* **Short problem**
Repeat every record exactly, but keep images out of the copy.

* **Dataset excerpts**
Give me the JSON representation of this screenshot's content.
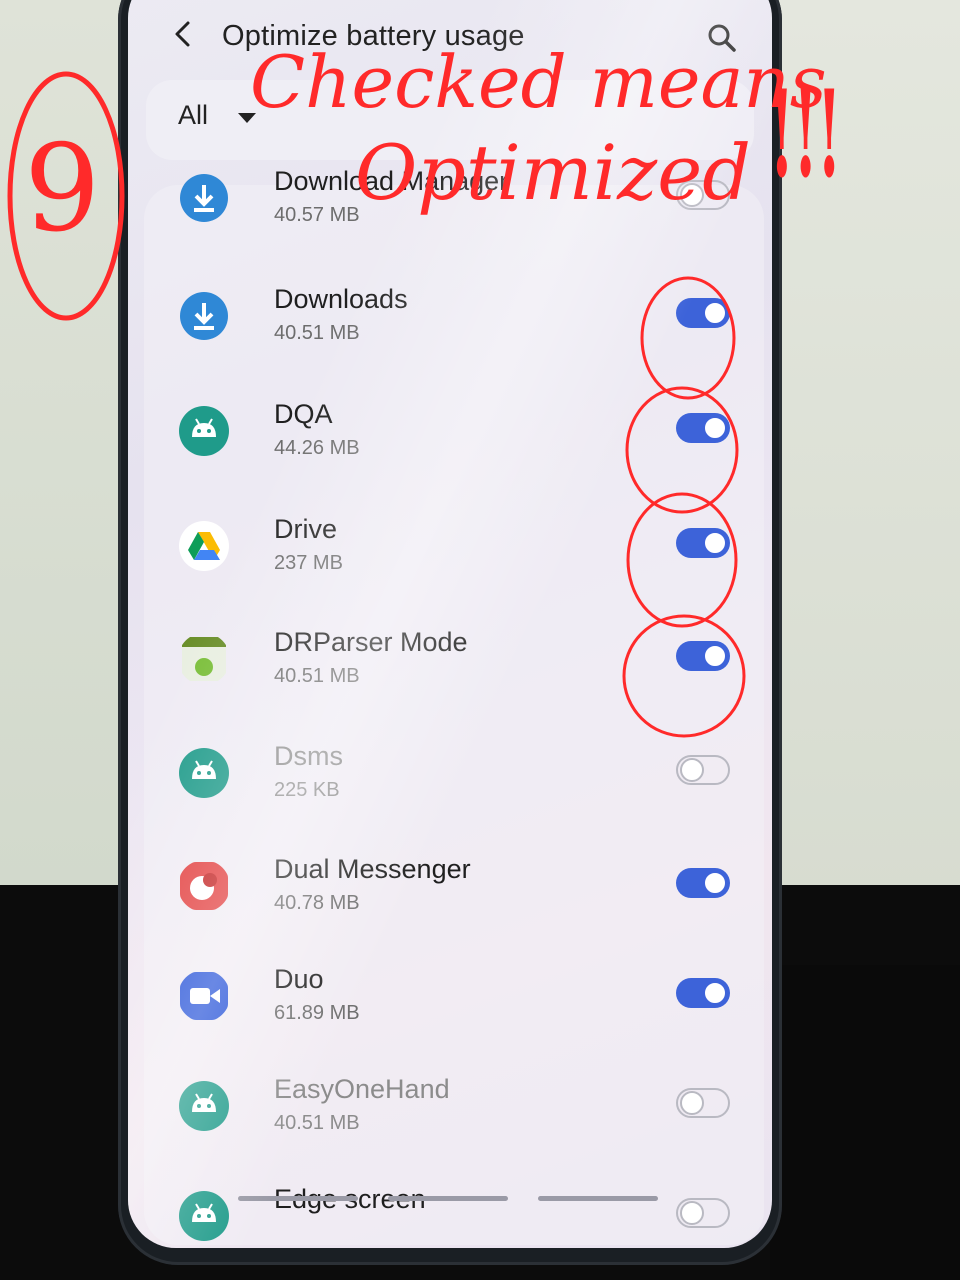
{
  "header": {
    "title": "Optimize battery usage",
    "back_icon": "back-arrow-icon",
    "search_icon": "search-icon"
  },
  "filter": {
    "label": "All",
    "icon": "caret-down-icon"
  },
  "apps": [
    {
      "name": "Download Manager",
      "size": "40.57 MB",
      "optimized": false,
      "icon": "download-icon",
      "partial": true
    },
    {
      "name": "Downloads",
      "size": "40.51 MB",
      "optimized": true,
      "icon": "download-icon"
    },
    {
      "name": "DQA",
      "size": "44.26 MB",
      "optimized": true,
      "icon": "android-icon"
    },
    {
      "name": "Drive",
      "size": "237 MB",
      "optimized": true,
      "icon": "google-drive-icon"
    },
    {
      "name": "DRParser Mode",
      "size": "40.51 MB",
      "optimized": true,
      "icon": "android-app-icon"
    },
    {
      "name": "Dsms",
      "size": "225 KB",
      "optimized": false,
      "icon": "android-icon",
      "dim": true
    },
    {
      "name": "Dual Messenger",
      "size": "40.78 MB",
      "optimized": true,
      "icon": "dual-messenger-icon"
    },
    {
      "name": "Duo",
      "size": "61.89 MB",
      "optimized": true,
      "icon": "video-camera-icon"
    },
    {
      "name": "EasyOneHand",
      "size": "40.51 MB",
      "optimized": false,
      "icon": "android-icon",
      "dim": true
    },
    {
      "name": "Edge screen",
      "size": "",
      "optimized": false,
      "icon": "android-icon",
      "partial": true
    }
  ],
  "annotations": {
    "step_number": "9",
    "note_line1": "Checked means",
    "note_line2": "Optimized",
    "exclaim": "!!!"
  },
  "colors": {
    "toggle_on": "#3d63d9",
    "toggle_off": "#b9b9c2",
    "annotation": "#ff2a2a"
  }
}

* **Result of this task**
Give me the JSON representation of this screenshot's content.
{
  "header": {
    "title": "Optimize battery usage",
    "back_icon": "back-arrow-icon",
    "search_icon": "search-icon"
  },
  "filter": {
    "label": "All",
    "icon": "caret-down-icon"
  },
  "apps": [
    {
      "name": "Download Manager",
      "size": "40.57 MB",
      "optimized": false,
      "icon": "download-icon",
      "partial": true
    },
    {
      "name": "Downloads",
      "size": "40.51 MB",
      "optimized": true,
      "icon": "download-icon"
    },
    {
      "name": "DQA",
      "size": "44.26 MB",
      "optimized": true,
      "icon": "android-icon"
    },
    {
      "name": "Drive",
      "size": "237 MB",
      "optimized": true,
      "icon": "google-drive-icon"
    },
    {
      "name": "DRParser Mode",
      "size": "40.51 MB",
      "optimized": true,
      "icon": "android-app-icon"
    },
    {
      "name": "Dsms",
      "size": "225 KB",
      "optimized": false,
      "icon": "android-icon",
      "dim": true
    },
    {
      "name": "Dual Messenger",
      "size": "40.78 MB",
      "optimized": true,
      "icon": "dual-messenger-icon"
    },
    {
      "name": "Duo",
      "size": "61.89 MB",
      "optimized": true,
      "icon": "video-camera-icon"
    },
    {
      "name": "EasyOneHand",
      "size": "40.51 MB",
      "optimized": false,
      "icon": "android-icon",
      "dim": true
    },
    {
      "name": "Edge screen",
      "size": "",
      "optimized": false,
      "icon": "android-icon",
      "partial": true
    }
  ],
  "annotations": {
    "step_number": "9",
    "note_line1": "Checked means",
    "note_line2": "Optimized",
    "exclaim": "!!!"
  },
  "colors": {
    "toggle_on": "#3d63d9",
    "toggle_off": "#b9b9c2",
    "annotation": "#ff2a2a"
  }
}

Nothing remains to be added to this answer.